Give back all the data exactly, line by line.

▽

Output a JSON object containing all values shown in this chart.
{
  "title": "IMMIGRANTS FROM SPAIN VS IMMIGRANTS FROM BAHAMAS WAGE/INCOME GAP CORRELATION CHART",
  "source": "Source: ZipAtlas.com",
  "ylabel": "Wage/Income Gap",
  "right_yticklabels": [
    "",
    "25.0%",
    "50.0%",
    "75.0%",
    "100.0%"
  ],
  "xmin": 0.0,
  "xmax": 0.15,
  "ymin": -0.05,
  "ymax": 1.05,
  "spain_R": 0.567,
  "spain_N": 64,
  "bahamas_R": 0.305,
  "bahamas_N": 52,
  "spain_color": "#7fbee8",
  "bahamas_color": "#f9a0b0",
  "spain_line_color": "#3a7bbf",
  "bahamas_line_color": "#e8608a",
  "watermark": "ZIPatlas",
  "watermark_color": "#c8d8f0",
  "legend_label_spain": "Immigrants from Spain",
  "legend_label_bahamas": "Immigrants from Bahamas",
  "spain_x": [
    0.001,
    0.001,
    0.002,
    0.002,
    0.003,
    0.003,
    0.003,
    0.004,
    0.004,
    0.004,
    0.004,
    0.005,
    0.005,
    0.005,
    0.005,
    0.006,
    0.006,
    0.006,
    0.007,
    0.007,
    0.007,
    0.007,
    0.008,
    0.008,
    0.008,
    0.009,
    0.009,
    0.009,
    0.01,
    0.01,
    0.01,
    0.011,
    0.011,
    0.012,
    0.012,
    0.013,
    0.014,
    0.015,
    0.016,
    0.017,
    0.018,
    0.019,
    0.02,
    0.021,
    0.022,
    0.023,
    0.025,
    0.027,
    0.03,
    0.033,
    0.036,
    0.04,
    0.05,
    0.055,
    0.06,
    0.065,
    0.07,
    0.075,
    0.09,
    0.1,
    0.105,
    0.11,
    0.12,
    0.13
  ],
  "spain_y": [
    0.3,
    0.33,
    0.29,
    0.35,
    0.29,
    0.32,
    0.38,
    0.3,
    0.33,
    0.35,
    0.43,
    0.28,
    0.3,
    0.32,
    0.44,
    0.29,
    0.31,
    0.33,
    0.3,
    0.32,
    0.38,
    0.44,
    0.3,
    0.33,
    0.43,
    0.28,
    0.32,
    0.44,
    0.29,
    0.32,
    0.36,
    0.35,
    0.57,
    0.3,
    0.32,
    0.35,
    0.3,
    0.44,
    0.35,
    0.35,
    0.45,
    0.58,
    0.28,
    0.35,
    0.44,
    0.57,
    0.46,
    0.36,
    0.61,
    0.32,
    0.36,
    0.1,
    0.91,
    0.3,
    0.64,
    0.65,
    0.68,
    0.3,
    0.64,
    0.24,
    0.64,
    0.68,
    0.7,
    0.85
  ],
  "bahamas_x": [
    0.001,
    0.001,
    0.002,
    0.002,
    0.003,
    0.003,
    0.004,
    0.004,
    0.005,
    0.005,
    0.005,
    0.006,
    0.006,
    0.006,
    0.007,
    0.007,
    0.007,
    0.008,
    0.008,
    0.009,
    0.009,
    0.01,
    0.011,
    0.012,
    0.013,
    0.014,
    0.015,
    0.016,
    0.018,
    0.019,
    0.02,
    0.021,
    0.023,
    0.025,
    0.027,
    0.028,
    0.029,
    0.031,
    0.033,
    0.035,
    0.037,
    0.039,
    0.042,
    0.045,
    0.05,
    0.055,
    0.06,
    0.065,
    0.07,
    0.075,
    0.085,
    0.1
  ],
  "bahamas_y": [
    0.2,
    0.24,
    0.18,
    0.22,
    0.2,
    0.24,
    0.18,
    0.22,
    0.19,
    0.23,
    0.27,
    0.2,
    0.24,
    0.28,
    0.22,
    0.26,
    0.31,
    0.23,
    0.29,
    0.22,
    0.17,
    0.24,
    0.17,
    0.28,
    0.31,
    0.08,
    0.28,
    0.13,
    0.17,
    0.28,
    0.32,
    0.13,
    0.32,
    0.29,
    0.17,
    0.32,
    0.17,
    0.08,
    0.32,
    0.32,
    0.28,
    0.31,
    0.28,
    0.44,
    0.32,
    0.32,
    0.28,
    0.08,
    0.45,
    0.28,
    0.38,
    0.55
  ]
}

△

_Complete response_:
Output a JSON object containing all values shown in this chart.
{
  "title": "IMMIGRANTS FROM SPAIN VS IMMIGRANTS FROM BAHAMAS WAGE/INCOME GAP CORRELATION CHART",
  "source": "Source: ZipAtlas.com",
  "ylabel": "Wage/Income Gap",
  "right_yticklabels": [
    "",
    "25.0%",
    "50.0%",
    "75.0%",
    "100.0%"
  ],
  "xmin": 0.0,
  "xmax": 0.15,
  "ymin": -0.05,
  "ymax": 1.05,
  "spain_R": 0.567,
  "spain_N": 64,
  "bahamas_R": 0.305,
  "bahamas_N": 52,
  "spain_color": "#7fbee8",
  "bahamas_color": "#f9a0b0",
  "spain_line_color": "#3a7bbf",
  "bahamas_line_color": "#e8608a",
  "watermark": "ZIPatlas",
  "watermark_color": "#c8d8f0",
  "legend_label_spain": "Immigrants from Spain",
  "legend_label_bahamas": "Immigrants from Bahamas",
  "spain_x": [
    0.001,
    0.001,
    0.002,
    0.002,
    0.003,
    0.003,
    0.003,
    0.004,
    0.004,
    0.004,
    0.004,
    0.005,
    0.005,
    0.005,
    0.005,
    0.006,
    0.006,
    0.006,
    0.007,
    0.007,
    0.007,
    0.007,
    0.008,
    0.008,
    0.008,
    0.009,
    0.009,
    0.009,
    0.01,
    0.01,
    0.01,
    0.011,
    0.011,
    0.012,
    0.012,
    0.013,
    0.014,
    0.015,
    0.016,
    0.017,
    0.018,
    0.019,
    0.02,
    0.021,
    0.022,
    0.023,
    0.025,
    0.027,
    0.03,
    0.033,
    0.036,
    0.04,
    0.05,
    0.055,
    0.06,
    0.065,
    0.07,
    0.075,
    0.09,
    0.1,
    0.105,
    0.11,
    0.12,
    0.13
  ],
  "spain_y": [
    0.3,
    0.33,
    0.29,
    0.35,
    0.29,
    0.32,
    0.38,
    0.3,
    0.33,
    0.35,
    0.43,
    0.28,
    0.3,
    0.32,
    0.44,
    0.29,
    0.31,
    0.33,
    0.3,
    0.32,
    0.38,
    0.44,
    0.3,
    0.33,
    0.43,
    0.28,
    0.32,
    0.44,
    0.29,
    0.32,
    0.36,
    0.35,
    0.57,
    0.3,
    0.32,
    0.35,
    0.3,
    0.44,
    0.35,
    0.35,
    0.45,
    0.58,
    0.28,
    0.35,
    0.44,
    0.57,
    0.46,
    0.36,
    0.61,
    0.32,
    0.36,
    0.1,
    0.91,
    0.3,
    0.64,
    0.65,
    0.68,
    0.3,
    0.64,
    0.24,
    0.64,
    0.68,
    0.7,
    0.85
  ],
  "bahamas_x": [
    0.001,
    0.001,
    0.002,
    0.002,
    0.003,
    0.003,
    0.004,
    0.004,
    0.005,
    0.005,
    0.005,
    0.006,
    0.006,
    0.006,
    0.007,
    0.007,
    0.007,
    0.008,
    0.008,
    0.009,
    0.009,
    0.01,
    0.011,
    0.012,
    0.013,
    0.014,
    0.015,
    0.016,
    0.018,
    0.019,
    0.02,
    0.021,
    0.023,
    0.025,
    0.027,
    0.028,
    0.029,
    0.031,
    0.033,
    0.035,
    0.037,
    0.039,
    0.042,
    0.045,
    0.05,
    0.055,
    0.06,
    0.065,
    0.07,
    0.075,
    0.085,
    0.1
  ],
  "bahamas_y": [
    0.2,
    0.24,
    0.18,
    0.22,
    0.2,
    0.24,
    0.18,
    0.22,
    0.19,
    0.23,
    0.27,
    0.2,
    0.24,
    0.28,
    0.22,
    0.26,
    0.31,
    0.23,
    0.29,
    0.22,
    0.17,
    0.24,
    0.17,
    0.28,
    0.31,
    0.08,
    0.28,
    0.13,
    0.17,
    0.28,
    0.32,
    0.13,
    0.32,
    0.29,
    0.17,
    0.32,
    0.17,
    0.08,
    0.32,
    0.32,
    0.28,
    0.31,
    0.28,
    0.44,
    0.32,
    0.32,
    0.28,
    0.08,
    0.45,
    0.28,
    0.38,
    0.55
  ]
}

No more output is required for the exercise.